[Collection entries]
********
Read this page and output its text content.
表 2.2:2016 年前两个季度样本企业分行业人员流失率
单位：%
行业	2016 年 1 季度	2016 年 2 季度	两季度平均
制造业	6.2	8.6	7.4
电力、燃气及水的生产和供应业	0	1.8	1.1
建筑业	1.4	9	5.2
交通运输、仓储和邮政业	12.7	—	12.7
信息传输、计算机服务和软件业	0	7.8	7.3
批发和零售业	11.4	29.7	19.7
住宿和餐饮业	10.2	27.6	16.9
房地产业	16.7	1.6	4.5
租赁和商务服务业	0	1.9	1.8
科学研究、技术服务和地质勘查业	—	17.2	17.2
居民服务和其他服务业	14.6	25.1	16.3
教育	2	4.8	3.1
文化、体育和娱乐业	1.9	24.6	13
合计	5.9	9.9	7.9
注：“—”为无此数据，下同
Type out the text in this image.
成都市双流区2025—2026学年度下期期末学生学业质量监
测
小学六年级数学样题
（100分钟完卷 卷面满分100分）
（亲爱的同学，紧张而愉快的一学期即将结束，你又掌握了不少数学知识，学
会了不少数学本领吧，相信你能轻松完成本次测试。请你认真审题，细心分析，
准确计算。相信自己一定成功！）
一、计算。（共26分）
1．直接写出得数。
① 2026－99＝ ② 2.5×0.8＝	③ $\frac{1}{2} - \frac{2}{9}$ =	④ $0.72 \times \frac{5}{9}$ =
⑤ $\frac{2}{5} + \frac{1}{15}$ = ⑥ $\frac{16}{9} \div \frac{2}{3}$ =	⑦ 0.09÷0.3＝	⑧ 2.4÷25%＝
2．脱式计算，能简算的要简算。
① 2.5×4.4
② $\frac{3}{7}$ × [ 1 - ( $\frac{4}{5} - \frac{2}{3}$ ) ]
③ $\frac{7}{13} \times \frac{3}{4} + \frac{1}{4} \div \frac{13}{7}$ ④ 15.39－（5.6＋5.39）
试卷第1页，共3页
********
WRITTEN EXERCISE ::
The records above should be returned exactly.

SOLUTION TO THIS TASK ::
Read this page and output its text content.
表 2.2:2016 年前两个季度样本企业分行业人员流失率
单位：%
行业	2016 年 1 季度	2016 年 2 季度	两季度平均
制造业	6.2	8.6	7.4
电力、燃气及水的生产和供应业	0	1.8	1.1
建筑业	1.4	9	5.2
交通运输、仓储和邮政业	12.7	—	12.7
信息传输、计算机服务和软件业	0	7.8	7.3
批发和零售业	11.4	29.7	19.7
住宿和餐饮业	10.2	27.6	16.9
房地产业	16.7	1.6	4.5
租赁和商务服务业	0	1.9	1.8
科学研究、技术服务和地质勘查业	—	17.2	17.2
居民服务和其他服务业	14.6	25.1	16.3
教育	2	4.8	3.1
文化、体育和娱乐业	1.9	24.6	13
合计	5.9	9.9	7.9
注：“—”为无此数据，下同
Type out the text in this image.
成都市双流区2025—2026学年度下期期末学生学业质量监
测
小学六年级数学样题
（100分钟完卷 卷面满分100分）
（亲爱的同学，紧张而愉快的一学期即将结束，你又掌握了不少数学知识，学
会了不少数学本领吧，相信你能轻松完成本次测试。请你认真审题，细心分析，
准确计算。相信自己一定成功！）
一、计算。（共26分）
1．直接写出得数。
① 2026－99＝ ② 2.5×0.8＝	③ $\frac{1}{2} - \frac{2}{9}$ =	④ $0.72 \times \frac{5}{9}$ =
⑤ $\frac{2}{5} + \frac{1}{15}$ = ⑥ $\frac{16}{9} \div \frac{2}{3}$ =	⑦ 0.09÷0.3＝	⑧ 2.4÷25%＝
2．脱式计算，能简算的要简算。
① 2.5×4.4
② $\frac{3}{7}$ × [ 1 - ( $\frac{4}{5} - \frac{2}{3}$ ) ]
③ $\frac{7}{13} \times \frac{3}{4} + \frac{1}{4} \div \frac{13}{7}$ ④ 15.39－（5.6＋5.39）
试卷第1页，共3页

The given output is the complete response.